### Exercise
All of the entries must be reproduced exactly, with no images carried over.

Figure collection entries:

◆ ◆ ◆

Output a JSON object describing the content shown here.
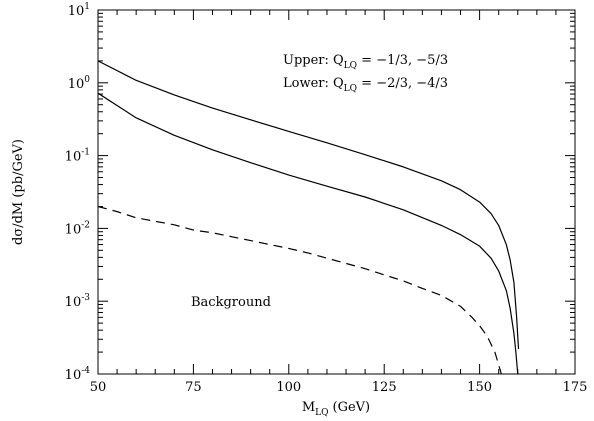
{
  "chart_data": {
    "type": "line",
    "xlabel": "M",
    "xlabel_sub": "LQ",
    "xlabel_unit": "(GeV)",
    "ylabel": "dσ/dM (pb/GeV)",
    "xlim": [
      50,
      175
    ],
    "ylim": [
      0.0001,
      10
    ],
    "yscale": "log",
    "x_ticks": [
      50,
      75,
      100,
      125,
      150,
      175
    ],
    "y_ticks": [
      {
        "value": 0.0001,
        "base": "10",
        "exp": "-4"
      },
      {
        "value": 0.001,
        "base": "10",
        "exp": "-3"
      },
      {
        "value": 0.01,
        "base": "10",
        "exp": "-2"
      },
      {
        "value": 0.1,
        "base": "10",
        "exp": "-1"
      },
      {
        "value": 1,
        "base": "10",
        "exp": "0"
      },
      {
        "value": 10,
        "base": "10",
        "exp": "1"
      }
    ],
    "grid": false,
    "annotations": {
      "upper": {
        "prefix": "Upper: Q",
        "sub": "LQ",
        "suffix": " = −1/3, −5/3"
      },
      "lower": {
        "prefix": "Lower: Q",
        "sub": "LQ",
        "suffix": " = −2/3, −4/3"
      },
      "background": "Background"
    },
    "series": [
      {
        "style": "solid",
        "x": [
          50,
          60,
          70,
          80,
          90,
          100,
          110,
          120,
          130,
          140,
          145,
          150,
          153,
          155,
          157,
          158,
          159,
          159.7,
          160.2
        ],
        "y": [
          2.0,
          1.08,
          0.68,
          0.45,
          0.31,
          0.215,
          0.15,
          0.103,
          0.07,
          0.045,
          0.034,
          0.023,
          0.016,
          0.011,
          0.006,
          0.0037,
          0.0018,
          0.0006,
          0.00022
        ]
      },
      {
        "style": "solid",
        "x": [
          50,
          60,
          70,
          80,
          90,
          100,
          110,
          120,
          130,
          140,
          145,
          150,
          153,
          155,
          157,
          158,
          159,
          159.5,
          160
        ],
        "y": [
          0.72,
          0.33,
          0.19,
          0.12,
          0.08,
          0.054,
          0.038,
          0.027,
          0.018,
          0.011,
          0.0082,
          0.0057,
          0.0039,
          0.0026,
          0.0014,
          0.0008,
          0.00036,
          0.0002,
          0.0001
        ]
      },
      {
        "style": "dashed",
        "x": [
          50,
          55,
          60,
          65,
          70,
          75,
          80,
          85,
          90,
          95,
          100,
          105,
          110,
          115,
          120,
          125,
          130,
          135,
          140,
          145,
          148,
          150,
          152,
          154,
          155.7
        ],
        "y": [
          0.02,
          0.017,
          0.014,
          0.0125,
          0.0112,
          0.0095,
          0.0087,
          0.0077,
          0.0068,
          0.006,
          0.0053,
          0.0046,
          0.0039,
          0.0033,
          0.0028,
          0.0023,
          0.0019,
          0.0015,
          0.0012,
          0.00085,
          0.0006,
          0.00046,
          0.00033,
          0.0002,
          0.0001
        ]
      }
    ]
  }
}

◆ ◆ ◆

### Final result
Output a JSON object describing the content shown here.
{
  "chart_data": {
    "type": "line",
    "xlabel": "M",
    "xlabel_sub": "LQ",
    "xlabel_unit": "(GeV)",
    "ylabel": "dσ/dM (pb/GeV)",
    "xlim": [
      50,
      175
    ],
    "ylim": [
      0.0001,
      10
    ],
    "yscale": "log",
    "x_ticks": [
      50,
      75,
      100,
      125,
      150,
      175
    ],
    "y_ticks": [
      {
        "value": 0.0001,
        "base": "10",
        "exp": "-4"
      },
      {
        "value": 0.001,
        "base": "10",
        "exp": "-3"
      },
      {
        "value": 0.01,
        "base": "10",
        "exp": "-2"
      },
      {
        "value": 0.1,
        "base": "10",
        "exp": "-1"
      },
      {
        "value": 1,
        "base": "10",
        "exp": "0"
      },
      {
        "value": 10,
        "base": "10",
        "exp": "1"
      }
    ],
    "grid": false,
    "annotations": {
      "upper": {
        "prefix": "Upper: Q",
        "sub": "LQ",
        "suffix": " = −1/3, −5/3"
      },
      "lower": {
        "prefix": "Lower: Q",
        "sub": "LQ",
        "suffix": " = −2/3, −4/3"
      },
      "background": "Background"
    },
    "series": [
      {
        "style": "solid",
        "x": [
          50,
          60,
          70,
          80,
          90,
          100,
          110,
          120,
          130,
          140,
          145,
          150,
          153,
          155,
          157,
          158,
          159,
          159.7,
          160.2
        ],
        "y": [
          2.0,
          1.08,
          0.68,
          0.45,
          0.31,
          0.215,
          0.15,
          0.103,
          0.07,
          0.045,
          0.034,
          0.023,
          0.016,
          0.011,
          0.006,
          0.0037,
          0.0018,
          0.0006,
          0.00022
        ]
      },
      {
        "style": "solid",
        "x": [
          50,
          60,
          70,
          80,
          90,
          100,
          110,
          120,
          130,
          140,
          145,
          150,
          153,
          155,
          157,
          158,
          159,
          159.5,
          160
        ],
        "y": [
          0.72,
          0.33,
          0.19,
          0.12,
          0.08,
          0.054,
          0.038,
          0.027,
          0.018,
          0.011,
          0.0082,
          0.0057,
          0.0039,
          0.0026,
          0.0014,
          0.0008,
          0.00036,
          0.0002,
          0.0001
        ]
      },
      {
        "style": "dashed",
        "x": [
          50,
          55,
          60,
          65,
          70,
          75,
          80,
          85,
          90,
          95,
          100,
          105,
          110,
          115,
          120,
          125,
          130,
          135,
          140,
          145,
          148,
          150,
          152,
          154,
          155.7
        ],
        "y": [
          0.02,
          0.017,
          0.014,
          0.0125,
          0.0112,
          0.0095,
          0.0087,
          0.0077,
          0.0068,
          0.006,
          0.0053,
          0.0046,
          0.0039,
          0.0033,
          0.0028,
          0.0023,
          0.0019,
          0.0015,
          0.0012,
          0.00085,
          0.0006,
          0.00046,
          0.00033,
          0.0002,
          0.0001
        ]
      }
    ]
  }
}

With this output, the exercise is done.